* [THE REQUEST]
Gather all lines with "this" from the records.

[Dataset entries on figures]
Begin
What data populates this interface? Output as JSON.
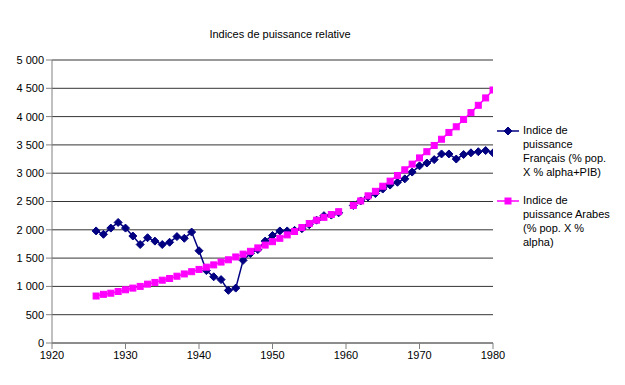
{
  "chart_data": {
    "type": "line",
    "title": "Indices de puissance relative",
    "x": [
      1926,
      1927,
      1928,
      1929,
      1930,
      1931,
      1932,
      1933,
      1934,
      1935,
      1936,
      1937,
      1938,
      1939,
      1940,
      1941,
      1942,
      1943,
      1944,
      1945,
      1946,
      1947,
      1948,
      1949,
      1950,
      1951,
      1952,
      1953,
      1954,
      1955,
      1956,
      1957,
      1958,
      1959,
      1960,
      1961,
      1962,
      1963,
      1964,
      1965,
      1966,
      1967,
      1968,
      1969,
      1970,
      1971,
      1972,
      1973,
      1974,
      1975,
      1976,
      1977,
      1978,
      1979,
      1980
    ],
    "series": [
      {
        "name": "Indice de puissance Français (% pop. X % alpha+PIB)",
        "color": "#000080",
        "marker": "diamond",
        "values": [
          1980,
          1920,
          2030,
          2130,
          2030,
          1890,
          1740,
          1860,
          1800,
          1740,
          1780,
          1880,
          1850,
          1960,
          1630,
          1280,
          1170,
          1120,
          930,
          970,
          1460,
          1580,
          1650,
          1800,
          1900,
          1980,
          1980,
          1990,
          2020,
          2090,
          2170,
          2250,
          2260,
          2300,
          null,
          2430,
          2510,
          2580,
          2640,
          2720,
          2790,
          2840,
          2900,
          3020,
          3130,
          3180,
          3240,
          3340,
          3340,
          3250,
          3330,
          3360,
          3380,
          3400,
          3360
        ]
      },
      {
        "name": "Indice de puissance Arabes (% pop. X % alpha)",
        "color": "#ff00ff",
        "marker": "square",
        "values": [
          830,
          860,
          880,
          910,
          940,
          970,
          1000,
          1040,
          1070,
          1110,
          1140,
          1180,
          1220,
          1260,
          1300,
          1340,
          1380,
          1430,
          1470,
          1520,
          1570,
          1620,
          1680,
          1730,
          1790,
          1850,
          1910,
          1970,
          2040,
          2110,
          2170,
          2220,
          2270,
          2320,
          null,
          2430,
          2510,
          2600,
          2680,
          2770,
          2860,
          2960,
          3060,
          3160,
          3270,
          3380,
          3490,
          3600,
          3720,
          3820,
          3950,
          4070,
          4200,
          4330,
          4470
        ]
      }
    ],
    "xlim": [
      1920,
      1980
    ],
    "xticks": [
      1920,
      1930,
      1940,
      1950,
      1960,
      1970,
      1980
    ],
    "ylim": [
      0,
      5000
    ],
    "yticks": [
      0,
      500,
      {
        "value": 1000,
        "label": "1 000"
      },
      {
        "value": 1500,
        "label": "1 500"
      },
      {
        "value": 2000,
        "label": "2 000"
      },
      {
        "value": 2500,
        "label": "2 500"
      },
      {
        "value": 3000,
        "label": "3 000"
      },
      {
        "value": 3500,
        "label": "3 500"
      },
      {
        "value": 4000,
        "label": "4 000"
      },
      {
        "value": 4500,
        "label": "4 500"
      },
      {
        "value": 5000,
        "label": "5 000"
      }
    ],
    "grid": true,
    "legend": "right"
  }
}
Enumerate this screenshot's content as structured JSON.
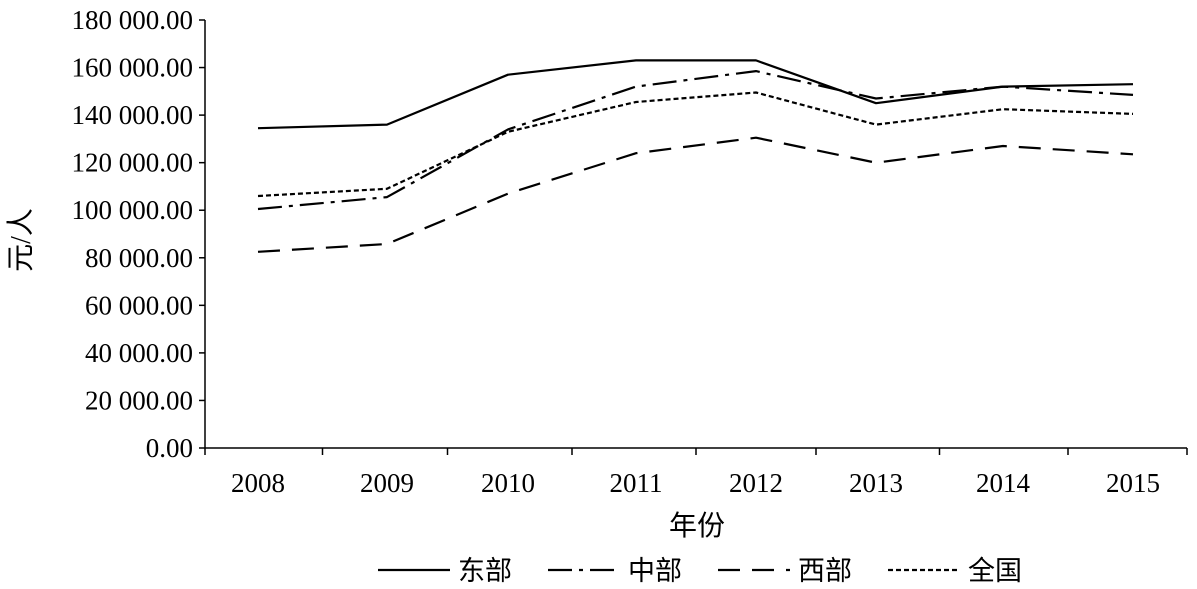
{
  "chart_data": {
    "type": "line",
    "title": "",
    "xlabel": "年份",
    "ylabel": "元/人",
    "x": [
      "2008",
      "2009",
      "2010",
      "2011",
      "2012",
      "2013",
      "2014",
      "2015"
    ],
    "ylim": [
      0,
      180000
    ],
    "yticks": [
      0,
      20000,
      40000,
      60000,
      80000,
      100000,
      120000,
      140000,
      160000,
      180000
    ],
    "ytick_labels": [
      "0.00",
      "20 000.00",
      "40 000.00",
      "60 000.00",
      "80 000.00",
      "100 000.00",
      "120 000.00",
      "140 000.00",
      "160 000.00",
      "180 000.00"
    ],
    "grid": false,
    "legend_position": "bottom",
    "series": [
      {
        "name": "东部",
        "line_style": "solid",
        "color": "#000000",
        "values": [
          134500,
          136000,
          157000,
          163000,
          163000,
          145000,
          152000,
          153000
        ]
      },
      {
        "name": "中部",
        "line_style": "dash-dot",
        "color": "#000000",
        "values": [
          100500,
          105500,
          134000,
          152000,
          158500,
          147000,
          152000,
          148500
        ]
      },
      {
        "name": "西部",
        "line_style": "dashed",
        "color": "#000000",
        "values": [
          82500,
          85800,
          107000,
          124000,
          130500,
          120000,
          127000,
          123500
        ]
      },
      {
        "name": "全国",
        "line_style": "dotted",
        "color": "#000000",
        "values": [
          106000,
          109000,
          133000,
          145500,
          149500,
          136000,
          142500,
          140500
        ]
      }
    ]
  }
}
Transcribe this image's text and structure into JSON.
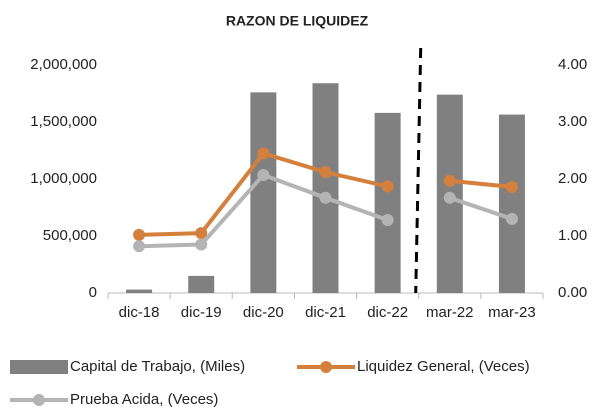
{
  "chart_data": {
    "type": "bar_line",
    "title": "RAZON DE LIQUIDEZ",
    "categories": [
      "dic-18",
      "dic-19",
      "dic-20",
      "dic-21",
      "dic-22",
      "mar-22",
      "mar-23"
    ],
    "series": [
      {
        "name": "Capital de Trabajo, (Miles)",
        "type": "bar",
        "color": "#808080",
        "values": [
          30000,
          150000,
          1760000,
          1840000,
          1580000,
          1740000,
          1565000
        ]
      },
      {
        "name": "Liquidez General, (Veces)",
        "type": "line",
        "axis": "y2",
        "color": "#d4803c",
        "values": [
          1.02,
          1.05,
          2.45,
          2.12,
          1.87,
          1.97,
          1.86
        ]
      },
      {
        "name": "Prueba Acida, (Veces)",
        "type": "line",
        "axis": "y2",
        "color": "#b4b4b4",
        "values": [
          0.82,
          0.85,
          2.07,
          1.67,
          1.28,
          1.67,
          1.3
        ]
      }
    ],
    "ylim": [
      0,
      2000000
    ],
    "yticks": [
      0,
      {
        "value": 500000,
        "label": "500,000"
      },
      {
        "value": 1000000,
        "label": "1,000,000"
      },
      {
        "value": 1500000,
        "label": "1,500,000"
      },
      {
        "value": 2000000,
        "label": "2,000,000"
      }
    ],
    "y2lim": [
      0,
      4
    ],
    "y2ticks": [
      {
        "value": 0,
        "label": "0.00"
      },
      {
        "value": 1,
        "label": "1.00"
      },
      {
        "value": 2,
        "label": "2.00"
      },
      {
        "value": 3,
        "label": "3.00"
      },
      {
        "value": 4,
        "label": "4.00"
      }
    ],
    "divider_after": 4,
    "grid": false,
    "legend": "bottom"
  }
}
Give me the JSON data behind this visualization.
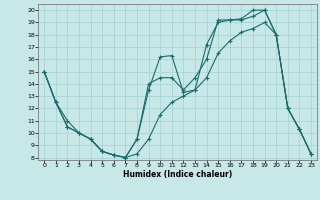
{
  "xlabel": "Humidex (Indice chaleur)",
  "bg_color": "#c8e8e8",
  "grid_color": "#aad4d4",
  "line_color": "#1a6b6b",
  "xlim": [
    0,
    23
  ],
  "ylim": [
    8,
    20
  ],
  "xticks": [
    0,
    1,
    2,
    3,
    4,
    5,
    6,
    7,
    8,
    9,
    10,
    11,
    12,
    13,
    14,
    15,
    16,
    17,
    18,
    19,
    20,
    21,
    22,
    23
  ],
  "yticks": [
    8,
    9,
    10,
    11,
    12,
    13,
    14,
    15,
    16,
    17,
    18,
    19,
    20
  ],
  "line1_x": [
    0,
    1,
    2,
    3,
    4,
    5,
    6,
    7,
    8,
    9,
    10,
    11,
    12,
    13,
    14,
    15,
    16,
    17,
    18,
    19,
    20,
    21,
    22,
    23
  ],
  "line1_y": [
    15.0,
    12.5,
    10.5,
    10.0,
    9.5,
    8.5,
    8.2,
    8.0,
    9.5,
    13.5,
    16.2,
    16.3,
    13.3,
    13.5,
    17.2,
    19.0,
    19.2,
    19.2,
    19.5,
    20.0,
    18.0,
    12.0,
    10.3,
    8.3
  ],
  "line2_x": [
    0,
    1,
    2,
    3,
    4,
    5,
    6,
    7,
    8,
    9,
    10,
    11,
    12,
    13,
    14,
    15,
    16,
    17,
    18,
    19,
    20,
    21,
    22,
    23
  ],
  "line2_y": [
    15.0,
    12.5,
    10.5,
    10.0,
    9.5,
    8.5,
    8.2,
    8.0,
    9.5,
    14.0,
    14.5,
    14.5,
    13.5,
    14.5,
    16.0,
    19.2,
    19.2,
    19.3,
    20.0,
    20.0,
    18.0,
    12.0,
    10.3,
    8.3
  ],
  "line3_x": [
    0,
    1,
    2,
    3,
    4,
    5,
    6,
    7,
    8,
    9,
    10,
    11,
    12,
    13,
    14,
    15,
    16,
    17,
    18,
    19,
    20,
    21,
    22,
    23
  ],
  "line3_y": [
    15.0,
    12.5,
    11.0,
    10.0,
    9.5,
    8.5,
    8.2,
    8.0,
    8.3,
    9.5,
    11.5,
    12.5,
    13.0,
    13.5,
    14.5,
    16.5,
    17.5,
    18.2,
    18.5,
    19.0,
    18.0,
    12.0,
    10.3,
    8.3
  ]
}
End
* [RESPONSE]
What data populates this interface? Output as JSON.
Enumerate this screenshot's content as structured JSON.
Transcribe this image's text and structure into JSON.
Give me the JSON data behind this visualization.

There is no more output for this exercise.